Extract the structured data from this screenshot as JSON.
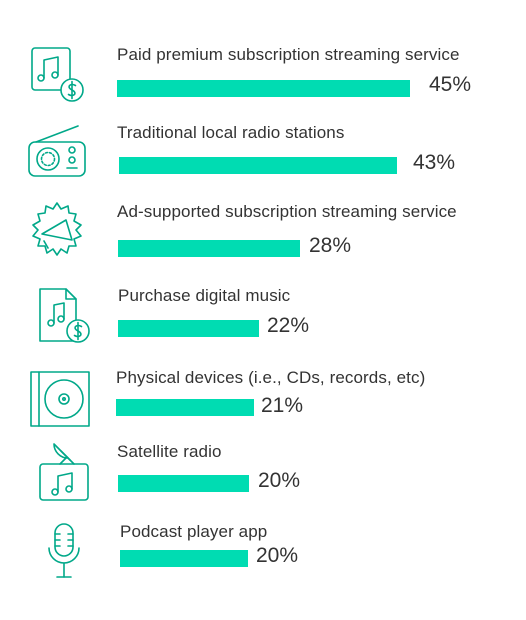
{
  "colors": {
    "bar": "#00dcb2",
    "icon_stroke": "#00a889",
    "text": "#333333"
  },
  "chart_data": {
    "type": "bar",
    "orientation": "horizontal",
    "categories": [
      "Paid premium subscription streaming service",
      "Traditional local radio stations",
      "Ad-supported subscription streaming service",
      "Purchase digital music",
      "Physical devices (i.e., CDs, records, etc)",
      "Satellite radio",
      "Podcast player app"
    ],
    "values": [
      45,
      43,
      28,
      22,
      21,
      20,
      20
    ],
    "value_labels": [
      "45%",
      "43%",
      "28%",
      "22%",
      "21%",
      "20%",
      "20%"
    ],
    "icons": [
      "music-note-dollar-icon",
      "radio-icon",
      "megaphone-icon",
      "digital-music-dollar-icon",
      "cd-icon",
      "satellite-music-icon",
      "microphone-icon"
    ],
    "xlim": [
      0,
      45
    ],
    "grid": false,
    "legend": "none"
  }
}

......

All preceding records should be duplicated verbatim, images excepted.

Extract the structured data from this screenshot as JSON.
{
  "colors": {
    "bar": "#00dcb2",
    "icon_stroke": "#00a889",
    "text": "#333333"
  },
  "chart_data": {
    "type": "bar",
    "orientation": "horizontal",
    "categories": [
      "Paid premium subscription streaming service",
      "Traditional local radio stations",
      "Ad-supported subscription streaming service",
      "Purchase digital music",
      "Physical devices (i.e., CDs, records, etc)",
      "Satellite radio",
      "Podcast player app"
    ],
    "values": [
      45,
      43,
      28,
      22,
      21,
      20,
      20
    ],
    "value_labels": [
      "45%",
      "43%",
      "28%",
      "22%",
      "21%",
      "20%",
      "20%"
    ],
    "icons": [
      "music-note-dollar-icon",
      "radio-icon",
      "megaphone-icon",
      "digital-music-dollar-icon",
      "cd-icon",
      "satellite-music-icon",
      "microphone-icon"
    ],
    "xlim": [
      0,
      45
    ],
    "grid": false,
    "legend": "none"
  }
}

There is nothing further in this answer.